- **Text section**
In this paper we make use of inclusive masculinity theory to explore online media representations of male homosexuality and masculinity within the increasingly popular combat sport of mixed martial arts (MMA). Adopting a case-study approach, we discuss narratives constructed around one aspirational male MMA fighter, Dakota Cochrane, whose history of having participated in gay pornography became a major talking point on a number of MMA ‘fanzine’/‘community’ websites during early 2012. While these narratives attempted to discursively ‘rescue’ Cochrane’s supposedly threatened masculinity, highlighting both his ‘true’ heterosexuality and his prodigious fighting abilities, they also simultaneously celebrated the acceptance of homosexual men within the sport which Cochrane’s case implied. Thus, we suggest that these media representations of homosexuality and masculinity within MMA are indicative of declining cultural homophobia and homohysteria, and an inclusive vision of masculinity, as previously described by proponents of inclusive masculinity theory.

(Lines of data)

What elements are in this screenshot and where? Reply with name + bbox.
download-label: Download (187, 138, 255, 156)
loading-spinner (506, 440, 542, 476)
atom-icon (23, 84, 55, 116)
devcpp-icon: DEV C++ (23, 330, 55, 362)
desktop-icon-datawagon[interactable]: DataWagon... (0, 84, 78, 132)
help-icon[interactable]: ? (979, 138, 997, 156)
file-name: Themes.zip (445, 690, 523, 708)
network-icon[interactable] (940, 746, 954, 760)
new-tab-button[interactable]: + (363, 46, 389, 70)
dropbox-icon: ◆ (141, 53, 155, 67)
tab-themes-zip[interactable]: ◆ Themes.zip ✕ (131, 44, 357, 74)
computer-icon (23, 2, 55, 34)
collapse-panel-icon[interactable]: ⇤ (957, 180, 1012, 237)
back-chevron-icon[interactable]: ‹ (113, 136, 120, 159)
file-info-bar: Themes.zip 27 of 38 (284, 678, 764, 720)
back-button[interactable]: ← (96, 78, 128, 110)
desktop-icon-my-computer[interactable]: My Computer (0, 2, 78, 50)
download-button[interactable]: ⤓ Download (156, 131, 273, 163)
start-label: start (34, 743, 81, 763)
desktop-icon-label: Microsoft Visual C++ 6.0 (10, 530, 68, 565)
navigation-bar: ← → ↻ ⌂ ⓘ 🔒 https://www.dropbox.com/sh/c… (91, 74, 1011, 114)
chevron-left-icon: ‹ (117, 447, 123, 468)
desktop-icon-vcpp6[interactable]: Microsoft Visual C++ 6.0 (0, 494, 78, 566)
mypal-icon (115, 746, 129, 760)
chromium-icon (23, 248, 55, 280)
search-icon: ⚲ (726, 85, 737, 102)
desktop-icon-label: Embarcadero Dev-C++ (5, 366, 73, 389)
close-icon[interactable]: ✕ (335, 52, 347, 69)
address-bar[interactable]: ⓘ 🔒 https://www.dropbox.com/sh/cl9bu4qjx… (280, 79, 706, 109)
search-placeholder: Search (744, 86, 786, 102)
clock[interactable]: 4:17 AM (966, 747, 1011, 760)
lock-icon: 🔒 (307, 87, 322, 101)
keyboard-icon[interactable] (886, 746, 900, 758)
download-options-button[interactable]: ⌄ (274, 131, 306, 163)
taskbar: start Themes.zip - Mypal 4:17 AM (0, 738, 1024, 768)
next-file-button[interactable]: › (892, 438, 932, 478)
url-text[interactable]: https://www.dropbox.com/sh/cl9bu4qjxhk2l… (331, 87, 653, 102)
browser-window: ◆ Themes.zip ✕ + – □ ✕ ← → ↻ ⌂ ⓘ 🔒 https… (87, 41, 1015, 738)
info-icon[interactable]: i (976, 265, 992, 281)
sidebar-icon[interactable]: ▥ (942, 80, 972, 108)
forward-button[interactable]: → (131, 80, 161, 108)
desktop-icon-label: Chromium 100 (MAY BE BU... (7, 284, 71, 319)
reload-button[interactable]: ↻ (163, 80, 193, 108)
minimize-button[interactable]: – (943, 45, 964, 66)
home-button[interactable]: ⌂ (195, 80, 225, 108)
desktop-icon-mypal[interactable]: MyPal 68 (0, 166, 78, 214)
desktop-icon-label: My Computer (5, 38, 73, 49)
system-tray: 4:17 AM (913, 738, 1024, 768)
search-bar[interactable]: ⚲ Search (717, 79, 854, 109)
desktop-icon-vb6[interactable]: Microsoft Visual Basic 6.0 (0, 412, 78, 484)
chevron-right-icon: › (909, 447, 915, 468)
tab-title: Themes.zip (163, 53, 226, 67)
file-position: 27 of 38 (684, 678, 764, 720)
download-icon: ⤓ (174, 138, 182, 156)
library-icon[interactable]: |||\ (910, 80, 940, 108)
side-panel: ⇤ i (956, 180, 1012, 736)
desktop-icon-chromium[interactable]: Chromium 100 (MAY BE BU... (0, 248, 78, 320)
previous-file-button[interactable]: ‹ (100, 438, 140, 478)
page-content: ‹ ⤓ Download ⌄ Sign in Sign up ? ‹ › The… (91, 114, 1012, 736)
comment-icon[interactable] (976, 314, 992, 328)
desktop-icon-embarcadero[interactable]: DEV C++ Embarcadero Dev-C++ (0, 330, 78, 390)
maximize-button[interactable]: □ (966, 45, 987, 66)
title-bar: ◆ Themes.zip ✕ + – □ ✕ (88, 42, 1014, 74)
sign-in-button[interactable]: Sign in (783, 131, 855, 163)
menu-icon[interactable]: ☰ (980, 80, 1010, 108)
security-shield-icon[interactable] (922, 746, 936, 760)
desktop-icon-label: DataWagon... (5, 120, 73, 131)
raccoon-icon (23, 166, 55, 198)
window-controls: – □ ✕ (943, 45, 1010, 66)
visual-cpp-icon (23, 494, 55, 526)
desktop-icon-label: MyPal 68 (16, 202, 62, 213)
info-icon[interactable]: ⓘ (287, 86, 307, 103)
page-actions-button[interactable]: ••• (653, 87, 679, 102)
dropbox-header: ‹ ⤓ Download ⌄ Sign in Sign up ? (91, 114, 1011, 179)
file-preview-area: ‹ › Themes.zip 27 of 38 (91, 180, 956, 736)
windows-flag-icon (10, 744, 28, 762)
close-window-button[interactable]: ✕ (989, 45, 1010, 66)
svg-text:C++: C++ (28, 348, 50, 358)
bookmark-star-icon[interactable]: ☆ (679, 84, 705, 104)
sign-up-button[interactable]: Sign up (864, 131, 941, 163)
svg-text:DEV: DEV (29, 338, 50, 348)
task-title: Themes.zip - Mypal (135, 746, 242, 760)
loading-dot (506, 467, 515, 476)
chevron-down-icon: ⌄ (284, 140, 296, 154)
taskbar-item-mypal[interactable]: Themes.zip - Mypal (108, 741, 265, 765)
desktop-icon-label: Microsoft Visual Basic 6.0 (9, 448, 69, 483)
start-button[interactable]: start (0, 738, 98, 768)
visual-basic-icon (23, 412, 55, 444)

- **Do this**
List every word that the paragraph on mixed martial arts places in single quotation marks. The data plays no part in what follows.

- **Result for this task**
fanzine, community, rescue, true